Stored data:
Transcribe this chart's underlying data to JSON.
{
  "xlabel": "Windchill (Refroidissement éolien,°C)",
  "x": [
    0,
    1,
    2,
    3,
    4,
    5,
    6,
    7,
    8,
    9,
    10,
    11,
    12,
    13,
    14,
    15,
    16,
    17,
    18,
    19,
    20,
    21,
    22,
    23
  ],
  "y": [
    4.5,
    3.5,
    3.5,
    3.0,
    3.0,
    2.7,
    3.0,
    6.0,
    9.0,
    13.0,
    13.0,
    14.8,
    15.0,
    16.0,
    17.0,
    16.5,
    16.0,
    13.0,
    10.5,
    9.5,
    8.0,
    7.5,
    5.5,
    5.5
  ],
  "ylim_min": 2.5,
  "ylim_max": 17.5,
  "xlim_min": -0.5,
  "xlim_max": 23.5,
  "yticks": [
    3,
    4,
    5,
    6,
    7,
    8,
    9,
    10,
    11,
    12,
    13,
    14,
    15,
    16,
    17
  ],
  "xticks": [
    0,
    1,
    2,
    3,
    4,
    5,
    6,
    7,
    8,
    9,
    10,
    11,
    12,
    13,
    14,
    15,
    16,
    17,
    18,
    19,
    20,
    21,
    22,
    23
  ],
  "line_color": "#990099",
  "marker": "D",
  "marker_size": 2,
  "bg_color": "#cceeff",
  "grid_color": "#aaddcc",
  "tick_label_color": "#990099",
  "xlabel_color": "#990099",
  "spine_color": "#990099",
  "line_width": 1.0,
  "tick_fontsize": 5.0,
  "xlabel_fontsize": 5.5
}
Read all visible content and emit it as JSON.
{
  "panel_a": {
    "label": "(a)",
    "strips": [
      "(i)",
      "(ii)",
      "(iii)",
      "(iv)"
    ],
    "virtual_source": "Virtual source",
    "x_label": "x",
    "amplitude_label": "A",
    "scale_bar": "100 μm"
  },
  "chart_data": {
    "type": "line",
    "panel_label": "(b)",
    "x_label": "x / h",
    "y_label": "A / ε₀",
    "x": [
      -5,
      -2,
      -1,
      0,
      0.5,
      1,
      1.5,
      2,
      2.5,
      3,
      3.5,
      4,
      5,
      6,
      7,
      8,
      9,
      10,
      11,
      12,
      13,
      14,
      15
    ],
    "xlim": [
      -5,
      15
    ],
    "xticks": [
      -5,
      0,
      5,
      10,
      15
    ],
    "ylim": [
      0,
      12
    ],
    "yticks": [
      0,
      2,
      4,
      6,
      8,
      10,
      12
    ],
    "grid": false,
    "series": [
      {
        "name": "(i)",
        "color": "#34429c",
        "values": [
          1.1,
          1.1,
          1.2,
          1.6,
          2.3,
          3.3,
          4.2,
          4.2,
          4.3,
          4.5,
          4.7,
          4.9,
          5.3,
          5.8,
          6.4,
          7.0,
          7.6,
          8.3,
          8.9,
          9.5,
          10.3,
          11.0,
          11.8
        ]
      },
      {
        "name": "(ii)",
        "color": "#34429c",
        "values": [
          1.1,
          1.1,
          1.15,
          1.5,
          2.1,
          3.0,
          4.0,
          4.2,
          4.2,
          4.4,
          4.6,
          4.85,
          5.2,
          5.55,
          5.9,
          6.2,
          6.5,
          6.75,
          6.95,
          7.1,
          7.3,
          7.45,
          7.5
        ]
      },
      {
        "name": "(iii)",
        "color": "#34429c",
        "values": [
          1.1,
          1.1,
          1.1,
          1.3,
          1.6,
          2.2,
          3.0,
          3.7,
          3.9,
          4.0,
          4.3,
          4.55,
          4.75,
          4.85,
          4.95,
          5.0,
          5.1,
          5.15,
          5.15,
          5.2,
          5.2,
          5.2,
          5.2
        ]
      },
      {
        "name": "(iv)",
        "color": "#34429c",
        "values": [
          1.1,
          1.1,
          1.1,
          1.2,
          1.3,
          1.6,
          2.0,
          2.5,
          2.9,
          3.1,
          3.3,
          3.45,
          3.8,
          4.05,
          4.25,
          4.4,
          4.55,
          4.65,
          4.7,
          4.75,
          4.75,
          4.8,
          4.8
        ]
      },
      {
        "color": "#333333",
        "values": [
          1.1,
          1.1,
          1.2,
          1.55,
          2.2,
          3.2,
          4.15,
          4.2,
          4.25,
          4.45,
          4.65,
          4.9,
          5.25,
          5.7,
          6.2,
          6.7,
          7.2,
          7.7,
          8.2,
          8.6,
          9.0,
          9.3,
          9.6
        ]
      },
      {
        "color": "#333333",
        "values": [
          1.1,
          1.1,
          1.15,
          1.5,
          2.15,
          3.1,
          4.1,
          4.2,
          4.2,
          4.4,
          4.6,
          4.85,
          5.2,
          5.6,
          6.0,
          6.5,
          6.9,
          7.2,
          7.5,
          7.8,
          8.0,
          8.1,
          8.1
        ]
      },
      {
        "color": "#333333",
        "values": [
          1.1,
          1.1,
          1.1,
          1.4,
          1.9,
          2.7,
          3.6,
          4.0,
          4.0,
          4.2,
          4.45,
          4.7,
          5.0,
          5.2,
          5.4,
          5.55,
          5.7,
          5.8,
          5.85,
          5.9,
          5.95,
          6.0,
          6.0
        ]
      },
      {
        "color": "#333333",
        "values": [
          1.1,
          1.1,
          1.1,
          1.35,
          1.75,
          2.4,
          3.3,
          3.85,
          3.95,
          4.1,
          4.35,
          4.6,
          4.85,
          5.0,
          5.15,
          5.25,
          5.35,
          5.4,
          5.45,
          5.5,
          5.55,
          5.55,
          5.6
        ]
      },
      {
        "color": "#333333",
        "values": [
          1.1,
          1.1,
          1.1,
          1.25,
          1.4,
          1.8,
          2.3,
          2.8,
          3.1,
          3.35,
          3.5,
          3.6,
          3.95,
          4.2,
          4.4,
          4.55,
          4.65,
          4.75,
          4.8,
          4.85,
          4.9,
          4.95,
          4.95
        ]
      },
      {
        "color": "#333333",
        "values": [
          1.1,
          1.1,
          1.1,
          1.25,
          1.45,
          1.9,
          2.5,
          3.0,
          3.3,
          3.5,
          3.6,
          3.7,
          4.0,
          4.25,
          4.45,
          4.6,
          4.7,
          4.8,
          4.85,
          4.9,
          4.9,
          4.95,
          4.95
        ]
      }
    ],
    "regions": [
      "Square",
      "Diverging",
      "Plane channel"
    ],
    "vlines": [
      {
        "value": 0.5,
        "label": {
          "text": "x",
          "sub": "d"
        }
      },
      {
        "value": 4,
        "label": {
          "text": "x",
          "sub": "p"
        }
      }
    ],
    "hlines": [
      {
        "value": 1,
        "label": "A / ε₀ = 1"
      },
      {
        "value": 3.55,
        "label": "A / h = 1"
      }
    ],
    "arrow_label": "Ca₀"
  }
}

Written request | Transcribe each entry exactly.

Solution to the exercise |
Transcribe this chart's underlying data to JSON.
{
  "xlabel": "Windchill (Refroidissement éolien,°C)",
  "x": [
    0,
    1,
    2,
    3,
    4,
    5,
    6,
    7,
    8,
    9,
    10,
    11,
    12,
    13,
    14,
    15,
    16,
    17,
    18,
    19,
    20,
    21,
    22,
    23
  ],
  "y": [
    4.5,
    3.5,
    3.5,
    3.0,
    3.0,
    2.7,
    3.0,
    6.0,
    9.0,
    13.0,
    13.0,
    14.8,
    15.0,
    16.0,
    17.0,
    16.5,
    16.0,
    13.0,
    10.5,
    9.5,
    8.0,
    7.5,
    5.5,
    5.5
  ],
  "ylim_min": 2.5,
  "ylim_max": 17.5,
  "xlim_min": -0.5,
  "xlim_max": 23.5,
  "yticks": [
    3,
    4,
    5,
    6,
    7,
    8,
    9,
    10,
    11,
    12,
    13,
    14,
    15,
    16,
    17
  ],
  "xticks": [
    0,
    1,
    2,
    3,
    4,
    5,
    6,
    7,
    8,
    9,
    10,
    11,
    12,
    13,
    14,
    15,
    16,
    17,
    18,
    19,
    20,
    21,
    22,
    23
  ],
  "line_color": "#990099",
  "marker": "D",
  "marker_size": 2,
  "bg_color": "#cceeff",
  "grid_color": "#aaddcc",
  "tick_label_color": "#990099",
  "xlabel_color": "#990099",
  "spine_color": "#990099",
  "line_width": 1.0,
  "tick_fontsize": 5.0,
  "xlabel_fontsize": 5.5
}
Read all visible content and emit it as JSON.
{
  "panel_a": {
    "label": "(a)",
    "strips": [
      "(i)",
      "(ii)",
      "(iii)",
      "(iv)"
    ],
    "virtual_source": "Virtual source",
    "x_label": "x",
    "amplitude_label": "A",
    "scale_bar": "100 μm"
  },
  "chart_data": {
    "type": "line",
    "panel_label": "(b)",
    "x_label": "x / h",
    "y_label": "A / ε₀",
    "x": [
      -5,
      -2,
      -1,
      0,
      0.5,
      1,
      1.5,
      2,
      2.5,
      3,
      3.5,
      4,
      5,
      6,
      7,
      8,
      9,
      10,
      11,
      12,
      13,
      14,
      15
    ],
    "xlim": [
      -5,
      15
    ],
    "xticks": [
      -5,
      0,
      5,
      10,
      15
    ],
    "ylim": [
      0,
      12
    ],
    "yticks": [
      0,
      2,
      4,
      6,
      8,
      10,
      12
    ],
    "grid": false,
    "series": [
      {
        "name": "(i)",
        "color": "#34429c",
        "values": [
          1.1,
          1.1,
          1.2,
          1.6,
          2.3,
          3.3,
          4.2,
          4.2,
          4.3,
          4.5,
          4.7,
          4.9,
          5.3,
          5.8,
          6.4,
          7.0,
          7.6,
          8.3,
          8.9,
          9.5,
          10.3,
          11.0,
          11.8
        ]
      },
      {
        "name": "(ii)",
        "color": "#34429c",
        "values": [
          1.1,
          1.1,
          1.15,
          1.5,
          2.1,
          3.0,
          4.0,
          4.2,
          4.2,
          4.4,
          4.6,
          4.85,
          5.2,
          5.55,
          5.9,
          6.2,
          6.5,
          6.75,
          6.95,
          7.1,
          7.3,
          7.45,
          7.5
        ]
      },
      {
        "name": "(iii)",
        "color": "#34429c",
        "values": [
          1.1,
          1.1,
          1.1,
          1.3,
          1.6,
          2.2,
          3.0,
          3.7,
          3.9,
          4.0,
          4.3,
          4.55,
          4.75,
          4.85,
          4.95,
          5.0,
          5.1,
          5.15,
          5.15,
          5.2,
          5.2,
          5.2,
          5.2
        ]
      },
      {
        "name": "(iv)",
        "color": "#34429c",
        "values": [
          1.1,
          1.1,
          1.1,
          1.2,
          1.3,
          1.6,
          2.0,
          2.5,
          2.9,
          3.1,
          3.3,
          3.45,
          3.8,
          4.05,
          4.25,
          4.4,
          4.55,
          4.65,
          4.7,
          4.75,
          4.75,
          4.8,
          4.8
        ]
      },
      {
        "color": "#333333",
        "values": [
          1.1,
          1.1,
          1.2,
          1.55,
          2.2,
          3.2,
          4.15,
          4.2,
          4.25,
          4.45,
          4.65,
          4.9,
          5.25,
          5.7,
          6.2,
          6.7,
          7.2,
          7.7,
          8.2,
          8.6,
          9.0,
          9.3,
          9.6
        ]
      },
      {
        "color": "#333333",
        "values": [
          1.1,
          1.1,
          1.15,
          1.5,
          2.15,
          3.1,
          4.1,
          4.2,
          4.2,
          4.4,
          4.6,
          4.85,
          5.2,
          5.6,
          6.0,
          6.5,
          6.9,
          7.2,
          7.5,
          7.8,
          8.0,
          8.1,
          8.1
        ]
      },
      {
        "color": "#333333",
        "values": [
          1.1,
          1.1,
          1.1,
          1.4,
          1.9,
          2.7,
          3.6,
          4.0,
          4.0,
          4.2,
          4.45,
          4.7,
          5.0,
          5.2,
          5.4,
          5.55,
          5.7,
          5.8,
          5.85,
          5.9,
          5.95,
          6.0,
          6.0
        ]
      },
      {
        "color": "#333333",
        "values": [
          1.1,
          1.1,
          1.1,
          1.35,
          1.75,
          2.4,
          3.3,
          3.85,
          3.95,
          4.1,
          4.35,
          4.6,
          4.85,
          5.0,
          5.15,
          5.25,
          5.35,
          5.4,
          5.45,
          5.5,
          5.55,
          5.55,
          5.6
        ]
      },
      {
        "color": "#333333",
        "values": [
          1.1,
          1.1,
          1.1,
          1.25,
          1.4,
          1.8,
          2.3,
          2.8,
          3.1,
          3.35,
          3.5,
          3.6,
          3.95,
          4.2,
          4.4,
          4.55,
          4.65,
          4.75,
          4.8,
          4.85,
          4.9,
          4.95,
          4.95
        ]
      },
      {
        "color": "#333333",
        "values": [
          1.1,
          1.1,
          1.1,
          1.25,
          1.45,
          1.9,
          2.5,
          3.0,
          3.3,
          3.5,
          3.6,
          3.7,
          4.0,
          4.25,
          4.45,
          4.6,
          4.7,
          4.8,
          4.85,
          4.9,
          4.9,
          4.95,
          4.95
        ]
      }
    ],
    "regions": [
      "Square",
      "Diverging",
      "Plane channel"
    ],
    "vlines": [
      {
        "value": 0.5,
        "label": {
          "text": "x",
          "sub": "d"
        }
      },
      {
        "value": 4,
        "label": {
          "text": "x",
          "sub": "p"
        }
      }
    ],
    "hlines": [
      {
        "value": 1,
        "label": "A / ε₀ = 1"
      },
      {
        "value": 3.55,
        "label": "A / h = 1"
      }
    ],
    "arrow_label": "Ca₀"
  }
}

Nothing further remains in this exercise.